§ WORK REQUIRED: Report each line of the data that has "text" somewhere in it.

§ DATA LISTING:
********

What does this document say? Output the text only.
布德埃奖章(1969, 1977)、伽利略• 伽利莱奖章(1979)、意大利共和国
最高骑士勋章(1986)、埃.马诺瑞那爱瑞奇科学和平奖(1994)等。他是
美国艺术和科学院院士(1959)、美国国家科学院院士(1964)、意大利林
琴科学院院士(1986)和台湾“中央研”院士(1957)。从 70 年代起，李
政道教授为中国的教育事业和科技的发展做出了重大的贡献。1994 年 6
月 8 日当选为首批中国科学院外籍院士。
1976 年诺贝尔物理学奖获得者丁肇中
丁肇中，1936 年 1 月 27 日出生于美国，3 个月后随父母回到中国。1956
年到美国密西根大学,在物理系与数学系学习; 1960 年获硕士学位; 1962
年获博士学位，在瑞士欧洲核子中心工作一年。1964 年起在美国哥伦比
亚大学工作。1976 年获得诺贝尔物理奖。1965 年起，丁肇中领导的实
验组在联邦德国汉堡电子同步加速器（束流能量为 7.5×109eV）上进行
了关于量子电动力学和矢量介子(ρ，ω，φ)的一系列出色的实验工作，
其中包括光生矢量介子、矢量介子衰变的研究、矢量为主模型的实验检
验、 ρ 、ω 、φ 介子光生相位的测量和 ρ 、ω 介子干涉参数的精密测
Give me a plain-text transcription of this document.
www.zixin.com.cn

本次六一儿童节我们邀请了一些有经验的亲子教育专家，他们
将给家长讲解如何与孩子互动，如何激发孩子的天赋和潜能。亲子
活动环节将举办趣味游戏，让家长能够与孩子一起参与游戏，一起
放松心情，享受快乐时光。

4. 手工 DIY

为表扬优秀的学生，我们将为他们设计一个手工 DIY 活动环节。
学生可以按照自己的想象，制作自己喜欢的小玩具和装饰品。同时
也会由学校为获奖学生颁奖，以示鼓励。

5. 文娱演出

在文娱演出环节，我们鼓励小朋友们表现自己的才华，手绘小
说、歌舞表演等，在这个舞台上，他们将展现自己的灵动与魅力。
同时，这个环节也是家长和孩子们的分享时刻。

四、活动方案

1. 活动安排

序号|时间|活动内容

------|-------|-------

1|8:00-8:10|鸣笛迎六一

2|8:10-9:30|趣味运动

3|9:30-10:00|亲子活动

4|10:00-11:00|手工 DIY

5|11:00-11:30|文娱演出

********

§ WRITTEN ANSWER:
What does this document say? Output the text only.
Give me a plain-text transcription of this document.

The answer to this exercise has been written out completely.